• [STATED TASK] Can all of these lines be returned exactly?

• [DATA FOR THIS EXERCISE]

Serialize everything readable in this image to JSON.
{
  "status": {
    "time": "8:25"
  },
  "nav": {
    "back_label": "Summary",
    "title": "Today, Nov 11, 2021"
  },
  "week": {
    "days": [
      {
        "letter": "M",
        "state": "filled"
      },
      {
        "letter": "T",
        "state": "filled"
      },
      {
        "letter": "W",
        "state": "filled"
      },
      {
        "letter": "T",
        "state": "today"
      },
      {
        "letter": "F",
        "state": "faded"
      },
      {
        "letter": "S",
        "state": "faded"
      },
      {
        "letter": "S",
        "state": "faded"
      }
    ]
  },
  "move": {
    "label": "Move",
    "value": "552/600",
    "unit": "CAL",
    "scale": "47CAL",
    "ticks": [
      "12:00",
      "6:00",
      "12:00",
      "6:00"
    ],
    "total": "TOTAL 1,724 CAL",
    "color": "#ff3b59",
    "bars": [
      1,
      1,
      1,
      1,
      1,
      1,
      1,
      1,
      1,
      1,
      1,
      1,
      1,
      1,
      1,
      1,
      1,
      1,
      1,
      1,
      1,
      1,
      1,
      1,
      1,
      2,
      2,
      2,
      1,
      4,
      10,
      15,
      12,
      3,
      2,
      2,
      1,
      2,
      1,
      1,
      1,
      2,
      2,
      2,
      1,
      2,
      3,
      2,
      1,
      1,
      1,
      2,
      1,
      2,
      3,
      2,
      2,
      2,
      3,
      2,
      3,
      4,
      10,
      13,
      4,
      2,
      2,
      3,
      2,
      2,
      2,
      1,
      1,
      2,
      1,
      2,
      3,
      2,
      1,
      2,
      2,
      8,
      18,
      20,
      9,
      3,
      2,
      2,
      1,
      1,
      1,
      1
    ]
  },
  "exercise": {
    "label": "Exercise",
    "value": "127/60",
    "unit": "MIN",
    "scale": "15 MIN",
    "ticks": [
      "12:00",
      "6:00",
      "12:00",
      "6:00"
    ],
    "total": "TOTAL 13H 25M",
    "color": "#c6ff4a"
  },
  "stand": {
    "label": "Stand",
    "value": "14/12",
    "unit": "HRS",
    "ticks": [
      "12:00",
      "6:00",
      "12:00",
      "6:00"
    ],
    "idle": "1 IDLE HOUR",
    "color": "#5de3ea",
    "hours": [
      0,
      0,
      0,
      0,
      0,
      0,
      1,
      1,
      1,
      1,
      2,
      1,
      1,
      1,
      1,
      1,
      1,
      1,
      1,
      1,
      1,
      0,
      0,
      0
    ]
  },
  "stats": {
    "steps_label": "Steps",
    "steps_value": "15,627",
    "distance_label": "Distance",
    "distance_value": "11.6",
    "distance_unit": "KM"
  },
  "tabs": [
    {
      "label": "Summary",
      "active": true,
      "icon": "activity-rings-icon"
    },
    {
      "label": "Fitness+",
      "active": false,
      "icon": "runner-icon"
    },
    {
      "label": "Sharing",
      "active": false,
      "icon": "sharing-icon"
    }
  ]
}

• [FINISHED ANSWER]
Serialize everything readable in this image to JSON.
{
  "status": {
    "time": "8:25"
  },
  "nav": {
    "back_label": "Summary",
    "title": "Today, Nov 11, 2021"
  },
  "week": {
    "days": [
      {
        "letter": "M",
        "state": "filled"
      },
      {
        "letter": "T",
        "state": "filled"
      },
      {
        "letter": "W",
        "state": "filled"
      },
      {
        "letter": "T",
        "state": "today"
      },
      {
        "letter": "F",
        "state": "faded"
      },
      {
        "letter": "S",
        "state": "faded"
      },
      {
        "letter": "S",
        "state": "faded"
      }
    ]
  },
  "move": {
    "label": "Move",
    "value": "552/600",
    "unit": "CAL",
    "scale": "47CAL",
    "ticks": [
      "12:00",
      "6:00",
      "12:00",
      "6:00"
    ],
    "total": "TOTAL 1,724 CAL",
    "color": "#ff3b59",
    "bars": [
      1,
      1,
      1,
      1,
      1,
      1,
      1,
      1,
      1,
      1,
      1,
      1,
      1,
      1,
      1,
      1,
      1,
      1,
      1,
      1,
      1,
      1,
      1,
      1,
      1,
      2,
      2,
      2,
      1,
      4,
      10,
      15,
      12,
      3,
      2,
      2,
      1,
      2,
      1,
      1,
      1,
      2,
      2,
      2,
      1,
      2,
      3,
      2,
      1,
      1,
      1,
      2,
      1,
      2,
      3,
      2,
      2,
      2,
      3,
      2,
      3,
      4,
      10,
      13,
      4,
      2,
      2,
      3,
      2,
      2,
      2,
      1,
      1,
      2,
      1,
      2,
      3,
      2,
      1,
      2,
      2,
      8,
      18,
      20,
      9,
      3,
      2,
      2,
      1,
      1,
      1,
      1
    ]
  },
  "exercise": {
    "label": "Exercise",
    "value": "127/60",
    "unit": "MIN",
    "scale": "15 MIN",
    "ticks": [
      "12:00",
      "6:00",
      "12:00",
      "6:00"
    ],
    "total": "TOTAL 13H 25M",
    "color": "#c6ff4a"
  },
  "stand": {
    "label": "Stand",
    "value": "14/12",
    "unit": "HRS",
    "ticks": [
      "12:00",
      "6:00",
      "12:00",
      "6:00"
    ],
    "idle": "1 IDLE HOUR",
    "color": "#5de3ea",
    "hours": [
      0,
      0,
      0,
      0,
      0,
      0,
      1,
      1,
      1,
      1,
      2,
      1,
      1,
      1,
      1,
      1,
      1,
      1,
      1,
      1,
      1,
      0,
      0,
      0
    ]
  },
  "stats": {
    "steps_label": "Steps",
    "steps_value": "15,627",
    "distance_label": "Distance",
    "distance_value": "11.6",
    "distance_unit": "KM"
  },
  "tabs": [
    {
      "label": "Summary",
      "active": true,
      "icon": "activity-rings-icon"
    },
    {
      "label": "Fitness+",
      "active": false,
      "icon": "runner-icon"
    },
    {
      "label": "Sharing",
      "active": false,
      "icon": "sharing-icon"
    }
  ]
}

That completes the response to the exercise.